### What you should do
Give the number of lines containing the word "title", and nothing else.

### Provided data
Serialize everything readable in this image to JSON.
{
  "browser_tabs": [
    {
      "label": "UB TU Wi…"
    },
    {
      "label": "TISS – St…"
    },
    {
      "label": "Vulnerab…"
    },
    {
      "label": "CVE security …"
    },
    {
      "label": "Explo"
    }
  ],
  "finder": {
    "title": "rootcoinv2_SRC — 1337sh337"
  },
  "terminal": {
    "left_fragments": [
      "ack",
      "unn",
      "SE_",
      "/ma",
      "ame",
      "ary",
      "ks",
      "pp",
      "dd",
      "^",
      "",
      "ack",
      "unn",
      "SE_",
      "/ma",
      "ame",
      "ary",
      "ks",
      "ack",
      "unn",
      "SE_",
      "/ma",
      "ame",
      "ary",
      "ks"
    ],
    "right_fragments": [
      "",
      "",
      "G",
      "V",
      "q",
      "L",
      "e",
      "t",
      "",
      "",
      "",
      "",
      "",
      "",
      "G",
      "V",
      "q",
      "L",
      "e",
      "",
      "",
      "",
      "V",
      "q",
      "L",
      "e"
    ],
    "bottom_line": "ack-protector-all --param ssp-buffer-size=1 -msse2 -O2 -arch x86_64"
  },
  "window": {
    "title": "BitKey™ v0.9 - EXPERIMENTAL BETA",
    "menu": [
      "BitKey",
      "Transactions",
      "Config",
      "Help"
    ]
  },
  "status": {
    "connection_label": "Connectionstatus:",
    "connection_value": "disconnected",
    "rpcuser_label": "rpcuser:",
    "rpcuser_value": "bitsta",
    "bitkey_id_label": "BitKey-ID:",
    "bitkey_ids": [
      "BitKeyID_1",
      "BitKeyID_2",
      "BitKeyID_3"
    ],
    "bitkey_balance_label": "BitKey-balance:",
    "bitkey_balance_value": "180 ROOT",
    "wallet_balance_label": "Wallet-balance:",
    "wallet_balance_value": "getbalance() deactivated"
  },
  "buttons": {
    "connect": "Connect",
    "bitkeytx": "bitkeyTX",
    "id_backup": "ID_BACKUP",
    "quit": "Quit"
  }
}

### Answer in full
2